#### [Task instructions]
(a) Write out the passage of the review of medieval preaching manuals word for word, from "This attractive volume" up to and including "the scholastic sermon.".
(b) In the review of medieval preaching manuals, why does Oxford, Merton College, MS 102 become the logical choice for the base text of Fusignano's treatise?

#### [Selected excerpt]
* * * * * * * * *

This attractive volume includes a preface: “It has been my aim to understand and elucidate the finer and sometimes recondite points of medieval teachers who instructed their readers and perhaps listeners in how to structure a scholastic sermon” (p. vii). In the genre of homiletics, scholastic philosophy supplied an almost inexhaustible store of information. It trained the mind in analysis and precision, and at the same time, it supplied a lucidity of order and cogency of arrangement unparalleled in even the great orations of Chrysostom. The result of the application of scholastic philosophy to homiletics was the scholastic sermon.
The introduction further presents the scholastic sermon: “This new form has been labeled the modern, or university, or thematic, or scholastic sermon, and throughout the later Middle Ages, from the thirteenth to at least the end of the fifteenth century, it remained the dominant sermon form, attested by the artes as well as countless extant sermons” (p. xii). They were called university sermons because most of their practitioners were educated in their craft in the universities of Paris, Oxford, and others. One of those artes theoreticians was Robert of Basevorn who “frequently distinguishes sermon usages at Oxford from those at Paris” (p. xii n2). They were also called thematic sermons because they took the thema from a short string of words from scripture, which they then divided into parts for further development. So the thema, division, and development are the dominant forms of the “modern” sermon after the advent of scholastic philosophy.
Wenzel’s work presents five medieval artes praedicandi in both the Latin texts and English translations. He leads off in chapter 1, “Jacobus de Fusignano,” with the Fusignano’s Libellus artis predicatorie. Fusignano was an Italian Dominican writing in about 1300. The treatise is complete and detailed in its directions on how to construct a sermon. Fusignano illustrated his steps with examples, which must have been as great a help to his medieval readers as to his readers in the twenty-first century. The work survives in more than twenty manuscripts, including the Oxford, University College 36 MS (O) written in England. The treatise had a further distribution when it was included in the pastoral manual Manipulus curatorum, by Guido de Monte Rocherii composed in 1333. Fusignano is important in the genre of the artes praedicandi because he comprehensively covered all the necessary parts of sermonizing. Wenzel conveniently analyzes the nineteen chapters of Fusignano in his headnote to the treatise. Many of these chapters will be recognizable to students of classical rhetoric as represented in Ad Herennium. The work that Wenzel applies to the Latin text aims to make it both readable (by dividing it into sentences and paragraphs, as well as correcting scribal errors) and semi-critical (through collating and inspecting the relevant manuscript and incunabula editions). Of the witnesses used, the Oxford, Merton College, MS 102 (M), produced in Italy with Italian scribal hands and orthography, becomes the logical candidate for the base text because the others fail the test of completeness. However, even (M) has a peculiar peccadillo. For example, in the first introduction of a word (conducta for inducta or uirtutum for in truncum), the scribe is likely to get it wrong the first time but subsequently gets it correct. Wenzel humorously calls this “the dropping penny phenomenon” (p. 8). He has not attempted to construct a stemma codicum (a family tree of manuscripts) which would have required a complete recension of all extant witnesses.

* * * * * * * * *

#### [Records]
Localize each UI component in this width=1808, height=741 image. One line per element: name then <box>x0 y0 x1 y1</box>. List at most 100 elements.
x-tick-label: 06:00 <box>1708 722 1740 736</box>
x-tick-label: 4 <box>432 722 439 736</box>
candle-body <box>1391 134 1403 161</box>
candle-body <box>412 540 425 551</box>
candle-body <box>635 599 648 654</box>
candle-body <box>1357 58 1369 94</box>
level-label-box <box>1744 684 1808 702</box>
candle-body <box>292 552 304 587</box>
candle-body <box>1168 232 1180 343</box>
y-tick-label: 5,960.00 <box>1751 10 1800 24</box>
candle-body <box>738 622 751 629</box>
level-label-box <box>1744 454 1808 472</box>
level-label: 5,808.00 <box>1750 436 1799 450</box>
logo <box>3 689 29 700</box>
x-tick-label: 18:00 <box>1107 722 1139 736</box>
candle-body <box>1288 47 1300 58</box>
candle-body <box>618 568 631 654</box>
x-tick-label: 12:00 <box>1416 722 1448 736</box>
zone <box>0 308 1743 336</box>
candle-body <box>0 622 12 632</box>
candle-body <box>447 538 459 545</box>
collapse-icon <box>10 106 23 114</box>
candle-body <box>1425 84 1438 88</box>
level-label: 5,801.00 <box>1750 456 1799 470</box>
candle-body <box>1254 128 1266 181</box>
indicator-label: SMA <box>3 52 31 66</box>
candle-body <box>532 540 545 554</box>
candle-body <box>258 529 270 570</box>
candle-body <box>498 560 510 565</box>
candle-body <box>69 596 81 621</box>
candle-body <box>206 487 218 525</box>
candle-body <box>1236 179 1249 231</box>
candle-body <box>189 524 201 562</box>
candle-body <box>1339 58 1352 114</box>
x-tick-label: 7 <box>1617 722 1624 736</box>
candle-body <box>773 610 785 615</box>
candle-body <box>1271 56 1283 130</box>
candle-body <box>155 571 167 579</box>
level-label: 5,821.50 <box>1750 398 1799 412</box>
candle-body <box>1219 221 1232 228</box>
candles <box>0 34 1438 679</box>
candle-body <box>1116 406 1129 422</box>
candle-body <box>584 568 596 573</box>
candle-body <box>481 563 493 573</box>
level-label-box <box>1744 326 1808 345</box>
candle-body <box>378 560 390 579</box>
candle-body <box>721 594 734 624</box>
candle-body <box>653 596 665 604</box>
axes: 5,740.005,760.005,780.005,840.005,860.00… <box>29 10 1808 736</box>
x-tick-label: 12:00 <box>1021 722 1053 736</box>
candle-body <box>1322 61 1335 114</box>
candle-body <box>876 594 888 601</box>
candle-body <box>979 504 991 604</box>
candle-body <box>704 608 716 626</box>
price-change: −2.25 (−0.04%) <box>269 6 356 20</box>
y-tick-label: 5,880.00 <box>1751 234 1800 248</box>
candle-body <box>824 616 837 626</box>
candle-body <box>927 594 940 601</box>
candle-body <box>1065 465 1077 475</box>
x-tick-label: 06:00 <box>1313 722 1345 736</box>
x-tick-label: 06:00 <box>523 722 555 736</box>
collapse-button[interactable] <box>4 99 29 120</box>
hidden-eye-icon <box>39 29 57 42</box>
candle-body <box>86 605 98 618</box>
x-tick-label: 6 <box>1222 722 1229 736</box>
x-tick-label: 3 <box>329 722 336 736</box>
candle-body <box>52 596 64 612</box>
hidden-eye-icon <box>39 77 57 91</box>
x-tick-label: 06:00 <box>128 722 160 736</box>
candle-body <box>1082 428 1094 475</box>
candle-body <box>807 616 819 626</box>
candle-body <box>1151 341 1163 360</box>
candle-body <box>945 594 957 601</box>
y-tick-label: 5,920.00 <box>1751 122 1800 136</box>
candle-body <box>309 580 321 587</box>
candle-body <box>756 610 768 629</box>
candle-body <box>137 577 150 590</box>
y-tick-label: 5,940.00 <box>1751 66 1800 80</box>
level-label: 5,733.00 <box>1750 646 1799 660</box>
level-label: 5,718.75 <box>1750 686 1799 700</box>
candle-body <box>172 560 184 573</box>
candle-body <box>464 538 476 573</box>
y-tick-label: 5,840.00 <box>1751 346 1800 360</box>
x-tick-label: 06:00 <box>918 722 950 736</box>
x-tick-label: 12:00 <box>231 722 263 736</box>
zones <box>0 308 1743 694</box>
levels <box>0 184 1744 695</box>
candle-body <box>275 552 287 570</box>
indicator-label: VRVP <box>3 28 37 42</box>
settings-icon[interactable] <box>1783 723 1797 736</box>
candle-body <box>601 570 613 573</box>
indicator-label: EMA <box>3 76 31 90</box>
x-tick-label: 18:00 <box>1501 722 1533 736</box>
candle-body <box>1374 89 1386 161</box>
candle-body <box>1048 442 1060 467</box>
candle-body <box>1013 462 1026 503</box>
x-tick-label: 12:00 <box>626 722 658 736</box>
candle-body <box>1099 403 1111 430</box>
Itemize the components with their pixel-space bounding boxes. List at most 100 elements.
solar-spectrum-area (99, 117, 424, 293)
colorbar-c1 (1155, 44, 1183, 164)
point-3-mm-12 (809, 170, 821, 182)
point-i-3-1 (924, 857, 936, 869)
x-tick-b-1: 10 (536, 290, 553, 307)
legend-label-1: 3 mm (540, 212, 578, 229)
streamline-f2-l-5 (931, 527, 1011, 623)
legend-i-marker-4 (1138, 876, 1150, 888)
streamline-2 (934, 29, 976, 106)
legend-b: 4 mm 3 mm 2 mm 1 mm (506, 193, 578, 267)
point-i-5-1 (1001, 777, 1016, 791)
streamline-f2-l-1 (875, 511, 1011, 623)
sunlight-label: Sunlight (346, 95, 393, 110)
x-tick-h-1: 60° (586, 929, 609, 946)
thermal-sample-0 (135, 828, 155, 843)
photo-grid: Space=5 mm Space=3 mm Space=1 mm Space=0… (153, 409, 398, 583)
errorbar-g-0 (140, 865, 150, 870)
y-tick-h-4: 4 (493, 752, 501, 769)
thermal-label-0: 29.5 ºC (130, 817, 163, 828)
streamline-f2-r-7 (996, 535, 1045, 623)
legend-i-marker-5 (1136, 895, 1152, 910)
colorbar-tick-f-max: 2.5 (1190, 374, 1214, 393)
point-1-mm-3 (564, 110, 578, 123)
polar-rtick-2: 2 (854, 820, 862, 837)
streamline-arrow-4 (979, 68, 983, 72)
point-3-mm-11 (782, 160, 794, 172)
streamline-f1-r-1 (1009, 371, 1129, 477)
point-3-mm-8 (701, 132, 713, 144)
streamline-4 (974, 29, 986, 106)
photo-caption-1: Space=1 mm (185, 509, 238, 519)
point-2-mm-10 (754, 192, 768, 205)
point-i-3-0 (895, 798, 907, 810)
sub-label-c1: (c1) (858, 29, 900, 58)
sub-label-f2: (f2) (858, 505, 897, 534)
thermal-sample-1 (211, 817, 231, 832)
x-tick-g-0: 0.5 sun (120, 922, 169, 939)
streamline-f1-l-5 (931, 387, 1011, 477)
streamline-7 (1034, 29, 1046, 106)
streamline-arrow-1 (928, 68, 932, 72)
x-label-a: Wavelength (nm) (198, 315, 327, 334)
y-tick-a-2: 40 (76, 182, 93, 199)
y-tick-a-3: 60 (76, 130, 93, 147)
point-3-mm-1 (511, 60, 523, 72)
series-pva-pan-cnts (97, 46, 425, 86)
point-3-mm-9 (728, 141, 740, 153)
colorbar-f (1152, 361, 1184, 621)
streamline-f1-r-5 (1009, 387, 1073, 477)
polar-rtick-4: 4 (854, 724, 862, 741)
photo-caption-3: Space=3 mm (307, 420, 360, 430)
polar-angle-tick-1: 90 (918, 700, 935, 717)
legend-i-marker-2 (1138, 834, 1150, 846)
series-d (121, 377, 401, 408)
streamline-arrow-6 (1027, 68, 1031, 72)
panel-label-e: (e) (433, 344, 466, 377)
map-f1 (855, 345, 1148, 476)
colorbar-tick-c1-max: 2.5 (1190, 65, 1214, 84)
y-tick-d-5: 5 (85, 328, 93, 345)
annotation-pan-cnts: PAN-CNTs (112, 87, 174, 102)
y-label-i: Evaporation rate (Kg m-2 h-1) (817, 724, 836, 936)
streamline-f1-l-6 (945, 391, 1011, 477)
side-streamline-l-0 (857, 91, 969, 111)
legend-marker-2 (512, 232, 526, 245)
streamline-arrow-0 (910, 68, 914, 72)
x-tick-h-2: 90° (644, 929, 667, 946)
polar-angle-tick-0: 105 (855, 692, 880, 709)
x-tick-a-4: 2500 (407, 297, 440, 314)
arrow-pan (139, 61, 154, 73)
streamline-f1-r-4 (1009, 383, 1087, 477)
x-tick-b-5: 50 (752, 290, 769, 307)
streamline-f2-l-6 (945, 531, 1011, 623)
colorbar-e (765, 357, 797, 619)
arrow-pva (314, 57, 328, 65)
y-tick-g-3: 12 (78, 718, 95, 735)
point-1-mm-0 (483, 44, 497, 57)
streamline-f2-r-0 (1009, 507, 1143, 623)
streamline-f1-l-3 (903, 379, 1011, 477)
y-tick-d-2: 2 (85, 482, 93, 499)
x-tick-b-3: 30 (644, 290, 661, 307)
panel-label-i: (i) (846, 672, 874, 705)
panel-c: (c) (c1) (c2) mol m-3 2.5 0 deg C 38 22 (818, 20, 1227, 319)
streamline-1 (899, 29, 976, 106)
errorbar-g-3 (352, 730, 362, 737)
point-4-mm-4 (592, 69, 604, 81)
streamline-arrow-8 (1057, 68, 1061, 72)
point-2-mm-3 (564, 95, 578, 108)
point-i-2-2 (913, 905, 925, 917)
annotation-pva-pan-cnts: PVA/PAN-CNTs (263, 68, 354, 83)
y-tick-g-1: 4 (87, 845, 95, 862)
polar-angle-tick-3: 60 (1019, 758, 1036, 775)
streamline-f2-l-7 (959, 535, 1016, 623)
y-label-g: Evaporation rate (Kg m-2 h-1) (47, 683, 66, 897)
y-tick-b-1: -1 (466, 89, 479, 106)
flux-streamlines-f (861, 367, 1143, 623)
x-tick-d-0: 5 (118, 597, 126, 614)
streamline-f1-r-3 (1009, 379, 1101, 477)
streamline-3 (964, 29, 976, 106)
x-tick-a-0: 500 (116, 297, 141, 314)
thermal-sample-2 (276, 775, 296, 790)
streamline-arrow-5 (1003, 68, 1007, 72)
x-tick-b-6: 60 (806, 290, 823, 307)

* * * * * * * * *

#### [Answers in order]
(a)
This attractive volume includes a preface: “It has been my aim to understand and elucidate the finer and sometimes recondite points of medieval teachers who instructed their readers and perhaps listeners in how to structure a scholastic sermon” (p. vii). In the genre of homiletics, scholastic philosophy supplied an almost inexhaustible store of information. It trained the mind in analysis and precision, and at the same time, it supplied a lucidity of order and cogency of arrangement unparalleled in even the great orations of Chrysostom. The result of the application of scholastic philosophy to homiletics was the scholastic sermon.

(b) The other witnesses fail the test of completeness.